Michael Fagan, media director for the medical centers, said the naming of the new trauma center was considered appropriate because of the roles both the hospital, located in lower Manhattan, and Giuliani had in responding to the Sept. 11, 2001, terrorist attacks on the World Trade Center.

He said the decision about the naming was made in 2002, long before the bishops adopted their statement.

At that time, the former mayor, a Catholic and a Republican who supports legal abortion, was named executive honorary chairman of a $100 million capital campaign for the medical centers, and, more recently, his wife, Judith Giuliani, has been named executive director of the campaign.

When the decision to name the trauma center for Giuliani was announced at a press conference Sept. 6, 2002, the board of the centers was co-chaired by Auxiliary Bishop Joseph M. Sullivan of Brooklyn and Charity Sister Elizabeth A. Vermaelen, Fagan said. Currently, Bishop Sullivan and Sister Jane Iannucelli, a Sister of Charity, are vice chairs, he said.

Fagan said he was not aware of St. Vincent Catholic Medical Centers receiving protests about the naming from any church authorities.

Bishop Sullivan said in a telephone interview Sept. 10 that he favored honoring Giuliani because of the good he did following the attack on the World Trade Center, and particularly his intervention then to help St. Vincent's Hospital keep functioning and subsequently to raise money for the trauma center.

But since the bishops nationally have adopted a new policy document, he will follow it loyally in future decisions despite personal doubts he might have about it, he said.

Bishop Sullivan said he attended the June meeting where the policy was adopted and did not oppose it.

"I knew the way the conference was going, and I didn't object," he said. "I would have some questions about it."

He said more good was done by maintaining relationships and trying to win people over than by condemning. "I'd rather build a bridge," he added.

Input data:
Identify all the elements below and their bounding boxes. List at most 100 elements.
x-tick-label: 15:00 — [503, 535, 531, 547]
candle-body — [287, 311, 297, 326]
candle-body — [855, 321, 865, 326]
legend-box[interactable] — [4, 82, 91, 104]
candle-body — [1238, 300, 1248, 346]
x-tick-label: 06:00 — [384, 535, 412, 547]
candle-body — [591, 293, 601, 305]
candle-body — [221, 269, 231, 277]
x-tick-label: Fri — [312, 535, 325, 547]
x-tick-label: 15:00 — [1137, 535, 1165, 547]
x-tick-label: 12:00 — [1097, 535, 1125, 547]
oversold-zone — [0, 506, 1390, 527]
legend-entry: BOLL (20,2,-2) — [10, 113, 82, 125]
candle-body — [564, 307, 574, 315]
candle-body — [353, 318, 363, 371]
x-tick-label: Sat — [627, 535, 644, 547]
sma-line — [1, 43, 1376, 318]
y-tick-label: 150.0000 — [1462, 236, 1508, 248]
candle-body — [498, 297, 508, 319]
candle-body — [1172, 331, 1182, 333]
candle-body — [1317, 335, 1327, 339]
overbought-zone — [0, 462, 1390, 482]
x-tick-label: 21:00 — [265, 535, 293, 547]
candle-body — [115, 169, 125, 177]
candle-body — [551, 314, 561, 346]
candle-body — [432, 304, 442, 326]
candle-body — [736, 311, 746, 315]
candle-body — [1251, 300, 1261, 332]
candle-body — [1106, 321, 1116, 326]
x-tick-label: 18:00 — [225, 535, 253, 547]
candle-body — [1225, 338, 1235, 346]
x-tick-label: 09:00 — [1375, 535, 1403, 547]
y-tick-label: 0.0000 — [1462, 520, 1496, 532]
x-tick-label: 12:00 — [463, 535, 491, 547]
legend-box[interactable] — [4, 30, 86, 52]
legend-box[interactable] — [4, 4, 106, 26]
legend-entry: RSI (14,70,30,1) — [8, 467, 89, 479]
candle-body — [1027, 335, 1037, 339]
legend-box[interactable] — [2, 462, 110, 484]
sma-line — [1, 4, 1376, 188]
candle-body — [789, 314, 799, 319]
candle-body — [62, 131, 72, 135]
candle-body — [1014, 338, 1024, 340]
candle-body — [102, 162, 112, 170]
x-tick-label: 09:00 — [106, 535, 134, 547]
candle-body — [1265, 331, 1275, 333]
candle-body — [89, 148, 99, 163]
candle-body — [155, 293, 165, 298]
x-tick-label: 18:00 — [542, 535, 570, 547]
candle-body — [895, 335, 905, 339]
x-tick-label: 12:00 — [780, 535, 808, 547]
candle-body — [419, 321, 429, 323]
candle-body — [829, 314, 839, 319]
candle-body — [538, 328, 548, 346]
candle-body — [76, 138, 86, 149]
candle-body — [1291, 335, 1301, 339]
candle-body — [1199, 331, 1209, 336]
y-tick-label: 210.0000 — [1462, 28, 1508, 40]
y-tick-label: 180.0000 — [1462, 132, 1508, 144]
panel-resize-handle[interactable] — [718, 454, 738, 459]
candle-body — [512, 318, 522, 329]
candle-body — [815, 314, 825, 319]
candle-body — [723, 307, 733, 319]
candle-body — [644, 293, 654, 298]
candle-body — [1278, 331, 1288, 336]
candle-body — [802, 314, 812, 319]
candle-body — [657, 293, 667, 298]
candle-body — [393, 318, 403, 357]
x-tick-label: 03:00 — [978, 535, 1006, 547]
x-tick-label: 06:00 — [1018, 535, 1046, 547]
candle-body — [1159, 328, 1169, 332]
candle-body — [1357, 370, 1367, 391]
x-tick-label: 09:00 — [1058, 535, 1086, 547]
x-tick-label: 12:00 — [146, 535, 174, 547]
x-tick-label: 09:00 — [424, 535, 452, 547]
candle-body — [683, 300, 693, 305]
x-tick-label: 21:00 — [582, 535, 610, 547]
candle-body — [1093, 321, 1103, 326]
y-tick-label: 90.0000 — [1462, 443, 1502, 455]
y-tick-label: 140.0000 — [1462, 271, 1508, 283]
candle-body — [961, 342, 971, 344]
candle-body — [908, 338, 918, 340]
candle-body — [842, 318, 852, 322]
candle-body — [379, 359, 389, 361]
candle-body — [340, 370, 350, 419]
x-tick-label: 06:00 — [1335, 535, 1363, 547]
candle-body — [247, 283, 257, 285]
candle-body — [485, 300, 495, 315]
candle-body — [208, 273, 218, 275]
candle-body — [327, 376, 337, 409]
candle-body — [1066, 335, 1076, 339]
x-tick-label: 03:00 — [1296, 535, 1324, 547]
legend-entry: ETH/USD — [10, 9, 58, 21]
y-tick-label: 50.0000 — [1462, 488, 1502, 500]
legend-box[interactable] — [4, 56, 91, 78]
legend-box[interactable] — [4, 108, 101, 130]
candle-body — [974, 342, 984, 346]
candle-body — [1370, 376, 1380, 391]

Directions:
a: According to the Giuliani trauma center article, why was naming the new trauma center for Giuliani considered appropriate?
b: Please list every person the Giuliani trauma center article names with both a first and a last name.
c: Continue the Giuliani trauma center article from its last sentence.

Expected results:
a: Michael Fagan said the naming was considered appropriate because both the hospital in lower Manhattan and Giuliani had roles in responding to the Sept. 11, 2001, terrorist attacks on the World Trade Center.

b: Michael Fagan, Judith Giuliani, Joseph M. Sullivan, Elizabeth A. Vermaelen, Jane Iannucelli

c:
The bishop said he disagreed with Giuliani's position on abortion, but considered him "pro-choice" rather than "pro-abortion," which he said was "a legitimate distinction."

During Giuliani's time as mayor of New York, Bishop Sullivan was "opposed to a lot he stood for regarding the poor and welfare reform," he said.

"But not recognizing the good that people do doesn't win the church understanding or appreciation," the bishop said.

Frank DeRosa, spokesman for the Brooklyn Diocese, said Bishop Nicholas A. DiMarzio regretted Giuliani's support for legal abortion, but did not wish to comment on the naming decision since it was made before he came to Brooklyn last year.

Joseph Zwilling, spokesman for the New York Archdiocese, said Cardinal Edward M. Egan had not expressed any view on whether naming the trauma center for Giuliani violated the bishops' policy.

Although the trauma center is located in the archdiocese, Zwilling pointed out that Cardinal Egan has no control over the St. Vincent Catholic Medical Centers because of its organizational separation from the archdiocese.

A call to Sister Dorothy Metz, president of the Sisters of Charity, was referred back to Fagan.

Msgr. Francis J. Maniscalco, director of the USCCB's communications department, told CNS he had "no comment on this particular situation."

"The local bishop decides these matters according to his own pastoral judgment," he said in an e-mailed response.

"Factually the matter of honors for politicians who oppose the church's teaching on the sanctity of life seems to arise most often in connection with commencement addresses, honorary degrees, and other academic honors, but the statement by the USCCB last June is not restricted to those honors only," he added."

Jesuit Father Thomas J. Reese, editor of the Jesuit magazine America, based in Manhattan, said in a telephone interview Sept. 9 that it would be objectionable if the bishops applied their policy to universities and not to hospitals and other Catholic institutions.

In any case, their statement, "Catholics in Political Life," was "fundamentally flawed," he said, because while it called for "more effective dialogue and engagement with all public officials" it imposed restrictions that would keep universities, a logical place for dialogue, from giving the officials a platform.